# [Stated task]
Arrange each of the records below as a numbered list, omitting any blank lines.

# [Information supplied]
╔══

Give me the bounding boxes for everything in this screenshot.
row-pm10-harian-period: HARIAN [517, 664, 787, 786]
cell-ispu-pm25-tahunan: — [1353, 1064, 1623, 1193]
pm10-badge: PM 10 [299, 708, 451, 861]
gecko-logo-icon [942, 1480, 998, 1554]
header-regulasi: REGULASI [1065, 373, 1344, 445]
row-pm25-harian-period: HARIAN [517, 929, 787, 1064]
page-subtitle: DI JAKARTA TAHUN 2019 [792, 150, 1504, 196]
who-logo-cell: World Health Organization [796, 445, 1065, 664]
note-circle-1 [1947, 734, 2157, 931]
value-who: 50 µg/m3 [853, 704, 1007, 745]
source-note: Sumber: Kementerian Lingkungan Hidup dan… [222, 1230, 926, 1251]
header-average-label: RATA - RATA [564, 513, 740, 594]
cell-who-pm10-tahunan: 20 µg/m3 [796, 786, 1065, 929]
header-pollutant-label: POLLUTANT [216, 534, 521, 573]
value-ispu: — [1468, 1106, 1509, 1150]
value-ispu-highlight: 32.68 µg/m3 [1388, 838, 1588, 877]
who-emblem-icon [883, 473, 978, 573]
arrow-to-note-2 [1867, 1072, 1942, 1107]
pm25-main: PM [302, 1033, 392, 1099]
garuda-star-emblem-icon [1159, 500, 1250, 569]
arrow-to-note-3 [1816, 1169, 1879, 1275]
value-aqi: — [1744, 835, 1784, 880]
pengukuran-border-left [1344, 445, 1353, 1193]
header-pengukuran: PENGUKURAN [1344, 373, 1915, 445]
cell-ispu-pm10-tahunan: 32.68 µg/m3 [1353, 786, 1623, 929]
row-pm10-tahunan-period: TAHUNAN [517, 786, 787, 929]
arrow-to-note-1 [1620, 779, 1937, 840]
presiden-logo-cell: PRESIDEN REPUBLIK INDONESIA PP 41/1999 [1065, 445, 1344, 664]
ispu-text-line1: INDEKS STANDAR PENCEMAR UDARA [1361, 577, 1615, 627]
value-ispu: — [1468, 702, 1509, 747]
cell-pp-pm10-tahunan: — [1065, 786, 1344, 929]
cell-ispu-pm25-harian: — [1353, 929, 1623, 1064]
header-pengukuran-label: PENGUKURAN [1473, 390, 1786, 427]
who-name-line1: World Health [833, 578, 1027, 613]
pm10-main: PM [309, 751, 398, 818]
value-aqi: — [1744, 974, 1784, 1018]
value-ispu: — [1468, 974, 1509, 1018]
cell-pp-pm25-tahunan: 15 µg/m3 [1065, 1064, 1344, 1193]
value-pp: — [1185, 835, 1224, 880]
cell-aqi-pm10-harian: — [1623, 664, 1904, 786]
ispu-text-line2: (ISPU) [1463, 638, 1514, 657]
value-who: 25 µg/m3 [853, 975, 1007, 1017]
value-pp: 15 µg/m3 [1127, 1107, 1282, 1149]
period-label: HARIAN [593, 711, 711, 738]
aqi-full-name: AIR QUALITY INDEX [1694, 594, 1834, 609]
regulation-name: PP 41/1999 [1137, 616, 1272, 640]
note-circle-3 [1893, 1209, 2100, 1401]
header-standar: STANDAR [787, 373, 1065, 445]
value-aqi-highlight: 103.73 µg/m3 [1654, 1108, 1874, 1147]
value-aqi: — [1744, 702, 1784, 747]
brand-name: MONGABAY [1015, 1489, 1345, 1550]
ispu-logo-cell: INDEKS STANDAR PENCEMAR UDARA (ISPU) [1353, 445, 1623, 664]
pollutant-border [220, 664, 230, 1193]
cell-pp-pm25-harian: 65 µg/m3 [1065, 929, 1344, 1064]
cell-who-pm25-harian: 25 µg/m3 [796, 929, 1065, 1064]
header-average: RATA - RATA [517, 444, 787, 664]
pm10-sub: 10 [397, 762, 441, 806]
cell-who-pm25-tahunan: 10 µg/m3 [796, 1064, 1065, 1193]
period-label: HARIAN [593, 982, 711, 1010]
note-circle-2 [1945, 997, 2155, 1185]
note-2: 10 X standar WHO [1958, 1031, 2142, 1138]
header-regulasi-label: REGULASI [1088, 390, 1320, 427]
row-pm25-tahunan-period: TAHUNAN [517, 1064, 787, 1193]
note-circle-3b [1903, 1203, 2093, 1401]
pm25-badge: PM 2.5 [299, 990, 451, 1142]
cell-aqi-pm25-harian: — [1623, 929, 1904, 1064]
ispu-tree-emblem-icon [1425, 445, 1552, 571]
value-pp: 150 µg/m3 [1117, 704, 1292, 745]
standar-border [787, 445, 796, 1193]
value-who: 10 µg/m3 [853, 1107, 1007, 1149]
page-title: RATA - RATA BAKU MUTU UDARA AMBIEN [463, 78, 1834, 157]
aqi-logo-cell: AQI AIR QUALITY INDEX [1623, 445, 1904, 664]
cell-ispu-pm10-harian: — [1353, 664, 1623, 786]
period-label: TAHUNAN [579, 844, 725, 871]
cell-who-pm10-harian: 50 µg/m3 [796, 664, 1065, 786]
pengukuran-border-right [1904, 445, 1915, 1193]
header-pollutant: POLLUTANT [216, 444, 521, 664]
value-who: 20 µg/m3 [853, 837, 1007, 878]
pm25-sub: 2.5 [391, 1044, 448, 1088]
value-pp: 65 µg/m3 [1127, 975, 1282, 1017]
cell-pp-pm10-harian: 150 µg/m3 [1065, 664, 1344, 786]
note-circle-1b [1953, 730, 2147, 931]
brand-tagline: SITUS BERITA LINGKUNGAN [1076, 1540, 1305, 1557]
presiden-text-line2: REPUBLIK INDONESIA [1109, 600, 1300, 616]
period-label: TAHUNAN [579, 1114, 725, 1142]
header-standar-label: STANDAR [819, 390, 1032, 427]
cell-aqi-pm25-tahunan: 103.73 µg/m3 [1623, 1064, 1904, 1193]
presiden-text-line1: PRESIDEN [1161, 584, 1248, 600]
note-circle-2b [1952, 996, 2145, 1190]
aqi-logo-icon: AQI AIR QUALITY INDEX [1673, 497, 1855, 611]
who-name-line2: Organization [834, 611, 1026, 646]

╚══

# [Solved exercise]
1. Give me the bounding boxes for everything in this screenshot.
2. row-pm10-harian-period: HARIAN [517, 664, 787, 786]
3. cell-ispu-pm25-tahunan: — [1353, 1064, 1623, 1193]
4. pm10-badge: PM 10 [299, 708, 451, 861]
5. gecko-logo-icon [942, 1480, 998, 1554]
6. header-regulasi: REGULASI [1065, 373, 1344, 445]
7. row-pm25-harian-period: HARIAN [517, 929, 787, 1064]
8. page-subtitle: DI JAKARTA TAHUN 2019 [792, 150, 1504, 196]
9. who-logo-cell: World Health Organization [796, 445, 1065, 664]
10. note-circle-1 [1947, 734, 2157, 931]
11. value-who: 50 µg/m3 [853, 704, 1007, 745]
12. source-note: Sumber: Kementerian Lingkungan Hidup dan… [222, 1230, 926, 1251]
13. header-average-label: RATA - RATA [564, 513, 740, 594]
14. cell-who-pm10-tahunan: 20 µg/m3 [796, 786, 1065, 929]
15. header-pollutant-label: POLLUTANT [216, 534, 521, 573]
16. value-ispu: — [1468, 1106, 1509, 1150]
17. value-ispu-highlight: 32.68 µg/m3 [1388, 838, 1588, 877]
18. who-emblem-icon [883, 473, 978, 573]
19. arrow-to-note-2 [1867, 1072, 1942, 1107]
20. pm25-main: PM [302, 1033, 392, 1099]
21. garuda-star-emblem-icon [1159, 500, 1250, 569]
22. arrow-to-note-3 [1816, 1169, 1879, 1275]
23. value-aqi: — [1744, 835, 1784, 880]
24. pengukuran-border-left [1344, 445, 1353, 1193]
25. header-pengukuran: PENGUKURAN [1344, 373, 1915, 445]
26. cell-ispu-pm10-tahunan: 32.68 µg/m3 [1353, 786, 1623, 929]
27. row-pm10-tahunan-period: TAHUNAN [517, 786, 787, 929]
28. arrow-to-note-1 [1620, 779, 1937, 840]
29. presiden-logo-cell: PRESIDEN REPUBLIK INDONESIA PP 41/1999 [1065, 445, 1344, 664]
30. ispu-text-line1: INDEKS STANDAR PENCEMAR UDARA [1361, 577, 1615, 627]
31. value-ispu: — [1468, 702, 1509, 747]
32. cell-pp-pm10-tahunan: — [1065, 786, 1344, 929]
33. cell-ispu-pm25-harian: — [1353, 929, 1623, 1064]
34. header-pengukuran-label: PENGUKURAN [1473, 390, 1786, 427]
35. who-name-line1: World Health [833, 578, 1027, 613]
36. pm10-main: PM [309, 751, 398, 818]
37. value-aqi: — [1744, 974, 1784, 1018]
38. value-ispu: — [1468, 974, 1509, 1018]
39. cell-pp-pm25-tahunan: 15 µg/m3 [1065, 1064, 1344, 1193]
40. value-pp: — [1185, 835, 1224, 880]
41. cell-aqi-pm10-harian: — [1623, 664, 1904, 786]
42. ispu-text-line2: (ISPU) [1463, 638, 1514, 657]
43. value-who: 25 µg/m3 [853, 975, 1007, 1017]
44. value-pp: 15 µg/m3 [1127, 1107, 1282, 1149]
45. period-label: HARIAN [593, 711, 711, 738]
46. aqi-full-name: AIR QUALITY INDEX [1694, 594, 1834, 609]
47. regulation-name: PP 41/1999 [1137, 616, 1272, 640]
48. note-circle-3 [1893, 1209, 2100, 1401]
49. header-standar: STANDAR [787, 373, 1065, 445]
50. value-aqi-highlight: 103.73 µg/m3 [1654, 1108, 1874, 1147]
51. value-aqi: — [1744, 702, 1784, 747]
52. brand-name: MONGABAY [1015, 1489, 1345, 1550]
53. ispu-logo-cell: INDEKS STANDAR PENCEMAR UDARA (ISPU) [1353, 445, 1623, 664]
54. pollutant-border [220, 664, 230, 1193]
55. cell-pp-pm25-harian: 65 µg/m3 [1065, 929, 1344, 1064]
56. cell-who-pm25-harian: 25 µg/m3 [796, 929, 1065, 1064]
57. header-average: RATA - RATA [517, 444, 787, 664]
58. pm10-sub: 10 [397, 762, 441, 806]
59. cell-who-pm25-tahunan: 10 µg/m3 [796, 1064, 1065, 1193]
60. period-label: HARIAN [593, 982, 711, 1010]
61. note-circle-2 [1945, 997, 2155, 1185]
62. note-2: 10 X standar WHO [1958, 1031, 2142, 1138]
63. header-regulasi-label: REGULASI [1088, 390, 1320, 427]
64. row-pm25-tahunan-period: TAHUNAN [517, 1064, 787, 1193]
65. note-circle-3b [1903, 1203, 2093, 1401]
66. pm25-badge: PM 2.5 [299, 990, 451, 1142]
67. cell-aqi-pm25-harian: — [1623, 929, 1904, 1064]
68. ispu-tree-emblem-icon [1425, 445, 1552, 571]
69. value-pp: 150 µg/m3 [1117, 704, 1292, 745]
70. standar-border [787, 445, 796, 1193]
71. value-who: 10 µg/m3 [853, 1107, 1007, 1149]
72. page-title: RATA - RATA BAKU MUTU UDARA AMBIEN [463, 78, 1834, 157]
73. aqi-logo-cell: AQI AIR QUALITY INDEX [1623, 445, 1904, 664]
74. cell-ispu-pm10-harian: — [1353, 664, 1623, 786]
75. period-label: TAHUNAN [579, 844, 725, 871]
76. cell-who-pm10-harian: 50 µg/m3 [796, 664, 1065, 786]
77. pengukuran-border-right [1904, 445, 1915, 1193]
78. header-pollutant: POLLUTANT [216, 444, 521, 664]
79. value-who: 20 µg/m3 [853, 837, 1007, 878]
80. pm25-sub: 2.5 [391, 1044, 448, 1088]
81. value-pp: 65 µg/m3 [1127, 975, 1282, 1017]
82. cell-pp-pm10-harian: 150 µg/m3 [1065, 664, 1344, 786]
83. note-circle-1b [1953, 730, 2147, 931]
84. brand-tagline: SITUS BERITA LINGKUNGAN [1076, 1540, 1305, 1557]
85. presiden-text-line2: REPUBLIK INDONESIA [1109, 600, 1300, 616]
86. period-label: TAHUNAN [579, 1114, 725, 1142]
87. header-standar-label: STANDAR [819, 390, 1032, 427]
88. cell-aqi-pm25-tahunan: 103.73 µg/m3 [1623, 1064, 1904, 1193]
89. presiden-text-line1: PRESIDEN [1161, 584, 1248, 600]
90. note-circle-2b [1952, 996, 2145, 1190]
91. aqi-logo-icon: AQI AIR QUALITY INDEX [1673, 497, 1855, 611]
92. who-name-line2: Organization [834, 611, 1026, 646]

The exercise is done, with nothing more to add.